* TASK *
All records below must be retyped exactly.

BEGIN EXTRACTED RECORDS

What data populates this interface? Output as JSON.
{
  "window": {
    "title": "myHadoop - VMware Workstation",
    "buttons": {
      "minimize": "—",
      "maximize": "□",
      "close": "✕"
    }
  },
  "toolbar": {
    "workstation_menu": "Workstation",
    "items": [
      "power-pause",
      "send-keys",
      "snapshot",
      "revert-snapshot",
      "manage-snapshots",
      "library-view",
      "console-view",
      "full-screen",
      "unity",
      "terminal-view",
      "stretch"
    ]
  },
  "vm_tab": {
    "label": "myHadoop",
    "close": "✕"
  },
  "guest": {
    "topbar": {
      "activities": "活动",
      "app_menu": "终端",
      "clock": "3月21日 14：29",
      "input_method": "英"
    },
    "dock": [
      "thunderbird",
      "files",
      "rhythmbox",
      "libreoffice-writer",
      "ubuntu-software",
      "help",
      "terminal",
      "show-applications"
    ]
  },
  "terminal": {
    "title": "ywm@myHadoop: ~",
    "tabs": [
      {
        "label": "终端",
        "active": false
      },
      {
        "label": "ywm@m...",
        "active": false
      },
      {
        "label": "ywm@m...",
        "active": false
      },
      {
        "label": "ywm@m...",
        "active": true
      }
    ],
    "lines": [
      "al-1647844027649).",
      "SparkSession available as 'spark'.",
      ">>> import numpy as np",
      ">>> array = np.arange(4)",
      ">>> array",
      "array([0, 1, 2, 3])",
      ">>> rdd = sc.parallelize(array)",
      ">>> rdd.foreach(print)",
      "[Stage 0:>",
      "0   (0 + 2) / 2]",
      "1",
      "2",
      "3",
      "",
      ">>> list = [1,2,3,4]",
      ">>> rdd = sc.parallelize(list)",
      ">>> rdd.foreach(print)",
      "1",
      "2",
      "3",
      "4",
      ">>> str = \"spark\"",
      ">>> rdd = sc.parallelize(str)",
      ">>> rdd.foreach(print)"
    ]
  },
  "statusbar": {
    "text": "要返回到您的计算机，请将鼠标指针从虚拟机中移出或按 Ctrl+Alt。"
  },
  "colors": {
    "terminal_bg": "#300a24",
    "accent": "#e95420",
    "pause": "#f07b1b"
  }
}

END EXTRACTED RECORDS

* WRITTEN SOLUTION *
What data populates this interface? Output as JSON.
{
  "window": {
    "title": "myHadoop - VMware Workstation",
    "buttons": {
      "minimize": "—",
      "maximize": "□",
      "close": "✕"
    }
  },
  "toolbar": {
    "workstation_menu": "Workstation",
    "items": [
      "power-pause",
      "send-keys",
      "snapshot",
      "revert-snapshot",
      "manage-snapshots",
      "library-view",
      "console-view",
      "full-screen",
      "unity",
      "terminal-view",
      "stretch"
    ]
  },
  "vm_tab": {
    "label": "myHadoop",
    "close": "✕"
  },
  "guest": {
    "topbar": {
      "activities": "活动",
      "app_menu": "终端",
      "clock": "3月21日 14：29",
      "input_method": "英"
    },
    "dock": [
      "thunderbird",
      "files",
      "rhythmbox",
      "libreoffice-writer",
      "ubuntu-software",
      "help",
      "terminal",
      "show-applications"
    ]
  },
  "terminal": {
    "title": "ywm@myHadoop: ~",
    "tabs": [
      {
        "label": "终端",
        "active": false
      },
      {
        "label": "ywm@m...",
        "active": false
      },
      {
        "label": "ywm@m...",
        "active": false
      },
      {
        "label": "ywm@m...",
        "active": true
      }
    ],
    "lines": [
      "al-1647844027649).",
      "SparkSession available as 'spark'.",
      ">>> import numpy as np",
      ">>> array = np.arange(4)",
      ">>> array",
      "array([0, 1, 2, 3])",
      ">>> rdd = sc.parallelize(array)",
      ">>> rdd.foreach(print)",
      "[Stage 0:>",
      "0   (0 + 2) / 2]",
      "1",
      "2",
      "3",
      "",
      ">>> list = [1,2,3,4]",
      ">>> rdd = sc.parallelize(list)",
      ">>> rdd.foreach(print)",
      "1",
      "2",
      "3",
      "4",
      ">>> str = \"spark\"",
      ">>> rdd = sc.parallelize(str)",
      ">>> rdd.foreach(print)"
    ]
  },
  "statusbar": {
    "text": "要返回到您的计算机，请将鼠标指针从虚拟机中移出或按 Ctrl+Alt。"
  },
  "colors": {
    "terminal_bg": "#300a24",
    "accent": "#e95420",
    "pause": "#f07b1b"
  }
}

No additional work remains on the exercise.